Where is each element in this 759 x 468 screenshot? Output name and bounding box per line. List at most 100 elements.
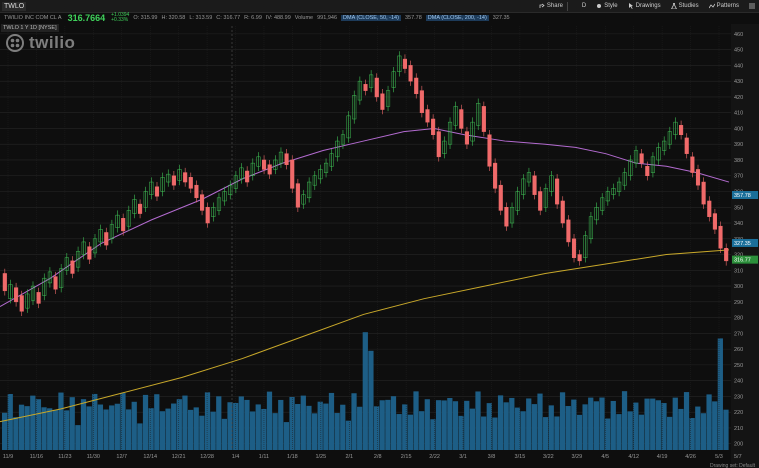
dma200-label[interactable]: DMA (CLOSE, 200, -14) (425, 15, 489, 21)
volume-bar (7, 393, 13, 450)
price-tick-label: 250 (734, 363, 743, 369)
candle-body (493, 162, 498, 189)
price-tick-label: 430 (734, 79, 743, 85)
volume-bar (159, 411, 166, 450)
top-toolbar: TWLO Share D Style Drawings Studies (0, 0, 759, 13)
candle-body (70, 260, 75, 274)
volume-bar (683, 392, 690, 450)
candle-body (290, 159, 295, 189)
candle-body (216, 197, 222, 211)
volume-bar (605, 418, 611, 450)
high-value: H: 320.58 (161, 15, 186, 21)
candle-body (323, 162, 329, 173)
volume-bar (2, 412, 8, 450)
patterns-label: Patterns (716, 3, 739, 9)
volume-bar (221, 418, 228, 450)
candle-body (295, 183, 300, 208)
volume-bar (300, 395, 306, 450)
volume-bar (171, 403, 177, 450)
volume-bar (272, 413, 278, 450)
volume-bar (255, 404, 261, 450)
studies-button[interactable]: Studies (670, 3, 699, 9)
volume-bar (137, 423, 143, 450)
candle-body (600, 197, 605, 211)
drawings-button[interactable]: Drawings (628, 3, 661, 9)
candle-body (53, 276, 58, 290)
volume-bar (13, 417, 19, 450)
candle-body (307, 181, 312, 199)
candle-body (183, 172, 188, 183)
open-value: O: 315.99 (133, 15, 158, 21)
dma50-line (0, 127, 730, 308)
volume-bar (610, 400, 616, 450)
volume-label: Volume (294, 15, 314, 21)
volume-bar (599, 397, 605, 450)
price-tick-label: 260 (734, 347, 743, 353)
last-price-badge (732, 255, 758, 264)
interval-button[interactable]: D (582, 3, 586, 9)
symbol-input[interactable]: TWLO (2, 1, 26, 11)
volume-bar (80, 399, 87, 450)
volume-bar (475, 391, 481, 450)
dma200-badge (732, 238, 758, 247)
volume-bar (63, 410, 70, 450)
date-tick-label: 2/15 (401, 454, 412, 460)
dma50-label[interactable]: DMA (CLOSE, 50, -14) (341, 15, 401, 21)
candle-body (109, 224, 114, 240)
volume-bar (283, 422, 290, 450)
volume-bar (373, 406, 380, 450)
volume-bar (204, 392, 211, 450)
volume-bar (357, 406, 363, 450)
toolbar-actions: Share D Style Drawings Studies Patterns (529, 1, 755, 11)
candle-body (171, 175, 176, 186)
menu-button[interactable] (749, 3, 755, 9)
style-button[interactable]: Style (596, 3, 618, 9)
volume-bar (588, 397, 594, 450)
price-chart[interactable]: 2002102202302402502602702802903003103203… (0, 24, 759, 468)
volume-bar (576, 414, 583, 450)
patterns-button[interactable]: Patterns (708, 3, 739, 9)
volume-bar (712, 401, 718, 450)
price-tick-label: 210 (734, 426, 743, 432)
price-tick-label: 290 (734, 300, 743, 306)
volume-bar (537, 393, 543, 450)
volume-bar (261, 408, 267, 450)
volume-bar (187, 409, 194, 450)
candle-body (233, 175, 238, 189)
candle-body (273, 159, 278, 170)
volume-bar (582, 404, 588, 450)
candle-body (712, 213, 717, 230)
volume-bar (469, 408, 475, 450)
candle-body (211, 207, 216, 217)
candle-body (363, 84, 368, 91)
candle-body (611, 188, 616, 195)
candle-body (487, 134, 492, 167)
candle-body (200, 194, 205, 211)
volume-bar (689, 418, 695, 450)
volume-bar (238, 396, 244, 450)
candle-body (256, 156, 261, 167)
volume-bar (323, 403, 329, 450)
candle-body (481, 106, 486, 132)
share-button[interactable]: Share (539, 3, 563, 9)
volume-bar (543, 417, 549, 450)
candle-body (138, 203, 143, 214)
volume-bar (402, 404, 408, 450)
dma50-badge-text: 357.78 (734, 193, 751, 199)
candle-body (228, 184, 233, 195)
volume-bar (165, 408, 171, 450)
volume-bar (379, 400, 385, 450)
volume-bar (481, 416, 487, 450)
candle-body (498, 184, 503, 211)
volume-bar (695, 406, 701, 450)
volume-bar (109, 405, 115, 450)
dma200-badge-text: 327.35 (734, 241, 751, 247)
volume-bar (199, 415, 205, 450)
candle-body (701, 181, 706, 205)
price-tick-label: 270 (734, 331, 743, 337)
volume-bar (593, 401, 599, 450)
candle-body (278, 151, 284, 164)
candle-body (391, 71, 396, 88)
price-tick-label: 460 (734, 32, 743, 38)
volume-bar (114, 403, 120, 450)
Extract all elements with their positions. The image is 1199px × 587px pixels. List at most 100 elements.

-=-=-

What is required: Reproduce every row above word for word, leaving out the pictures.

Solved exercise:
Where is each element in this 759 x 468 screenshot? Output name and bounding box per line. List at most 100 elements.
dma200-label[interactable]: DMA (CLOSE, 200, -14) (425, 15, 489, 21)
volume-bar (7, 393, 13, 450)
price-tick-label: 250 (734, 363, 743, 369)
candle-body (493, 162, 498, 189)
price-tick-label: 430 (734, 79, 743, 85)
volume-bar (159, 411, 166, 450)
top-toolbar: TWLO Share D Style Drawings Studies (0, 0, 759, 13)
candle-body (70, 260, 75, 274)
volume-bar (683, 392, 690, 450)
candle-body (290, 159, 295, 189)
candle-body (216, 197, 222, 211)
volume-bar (605, 418, 611, 450)
high-value: H: 320.58 (161, 15, 186, 21)
candle-body (323, 162, 329, 173)
volume-bar (2, 412, 8, 450)
patterns-label: Patterns (716, 3, 739, 9)
volume-bar (221, 418, 228, 450)
candle-body (295, 183, 300, 208)
volume-bar (300, 395, 306, 450)
volume-bar (171, 403, 177, 450)
volume-bar (272, 413, 278, 450)
volume-bar (255, 404, 261, 450)
studies-button[interactable]: Studies (670, 3, 699, 9)
volume-bar (137, 423, 143, 450)
candle-body (600, 197, 605, 211)
drawings-button[interactable]: Drawings (628, 3, 661, 9)
candle-body (53, 276, 58, 290)
volume-bar (13, 417, 19, 450)
candle-body (307, 181, 312, 199)
candle-body (183, 172, 188, 183)
open-value: O: 315.99 (133, 15, 158, 21)
dma50-line (0, 127, 730, 308)
volume-bar (610, 400, 616, 450)
volume-label: Volume (294, 15, 314, 21)
volume-bar (599, 397, 605, 450)
price-tick-label: 260 (734, 347, 743, 353)
last-price-badge (732, 255, 758, 264)
interval-button[interactable]: D (582, 3, 586, 9)
symbol-input[interactable]: TWLO (2, 1, 26, 11)
volume-bar (80, 399, 87, 450)
volume-bar (475, 391, 481, 450)
dma200-badge (732, 238, 758, 247)
volume-bar (63, 410, 70, 450)
date-tick-label: 2/15 (401, 454, 412, 460)
dma50-label[interactable]: DMA (CLOSE, 50, -14) (341, 15, 401, 21)
candle-body (109, 224, 114, 240)
volume-bar (283, 422, 290, 450)
volume-bar (373, 406, 380, 450)
volume-bar (204, 392, 211, 450)
volume-bar (357, 406, 363, 450)
toolbar-actions: Share D Style Drawings Studies Patterns (529, 1, 755, 11)
candle-body (171, 175, 176, 186)
menu-button[interactable] (749, 3, 755, 9)
style-button[interactable]: Style (596, 3, 618, 9)
volume-bar (588, 397, 594, 450)
price-chart[interactable]: 2002102202302402502602702802903003103203… (0, 24, 759, 468)
volume-bar (576, 414, 583, 450)
patterns-button[interactable]: Patterns (708, 3, 739, 9)
volume-bar (712, 401, 718, 450)
price-tick-label: 210 (734, 426, 743, 432)
price-tick-label: 290 (734, 300, 743, 306)
volume-bar (537, 393, 543, 450)
volume-bar (261, 408, 267, 450)
volume-bar (187, 409, 194, 450)
candle-body (233, 175, 238, 189)
candle-body (273, 159, 278, 170)
volume-bar (582, 404, 588, 450)
candle-body (712, 213, 717, 230)
volume-bar (469, 408, 475, 450)
candle-body (211, 207, 216, 217)
candle-body (363, 84, 368, 91)
candle-body (611, 188, 616, 195)
candle-body (487, 134, 492, 167)
candle-body (200, 194, 205, 211)
volume-bar (689, 418, 695, 450)
volume-bar (238, 396, 244, 450)
candle-body (256, 156, 261, 167)
volume-bar (323, 403, 329, 450)
candle-body (481, 106, 486, 132)
share-button[interactable]: Share (539, 3, 563, 9)
volume-bar (543, 417, 549, 450)
candle-body (138, 203, 143, 214)
volume-bar (402, 404, 408, 450)
dma50-badge-text: 357.78 (734, 193, 751, 199)
candle-body (228, 184, 233, 195)
volume-bar (165, 408, 171, 450)
volume-bar (379, 400, 385, 450)
volume-bar (481, 416, 487, 450)
candle-body (498, 184, 503, 211)
volume-bar (695, 406, 701, 450)
volume-bar (109, 405, 115, 450)
dma200-badge-text: 327.35 (734, 241, 751, 247)
volume-bar (199, 415, 205, 450)
candle-body (701, 181, 706, 205)
price-tick-label: 270 (734, 331, 743, 337)
volume-bar (593, 401, 599, 450)
candle-body (278, 151, 284, 164)
candle-body (391, 71, 396, 88)
price-tick-label: 460 (734, 32, 743, 38)
volume-bar (114, 403, 120, 450)
Extract all elements with their positions. The image is 1199px × 587px pixels. List at most 100 elements.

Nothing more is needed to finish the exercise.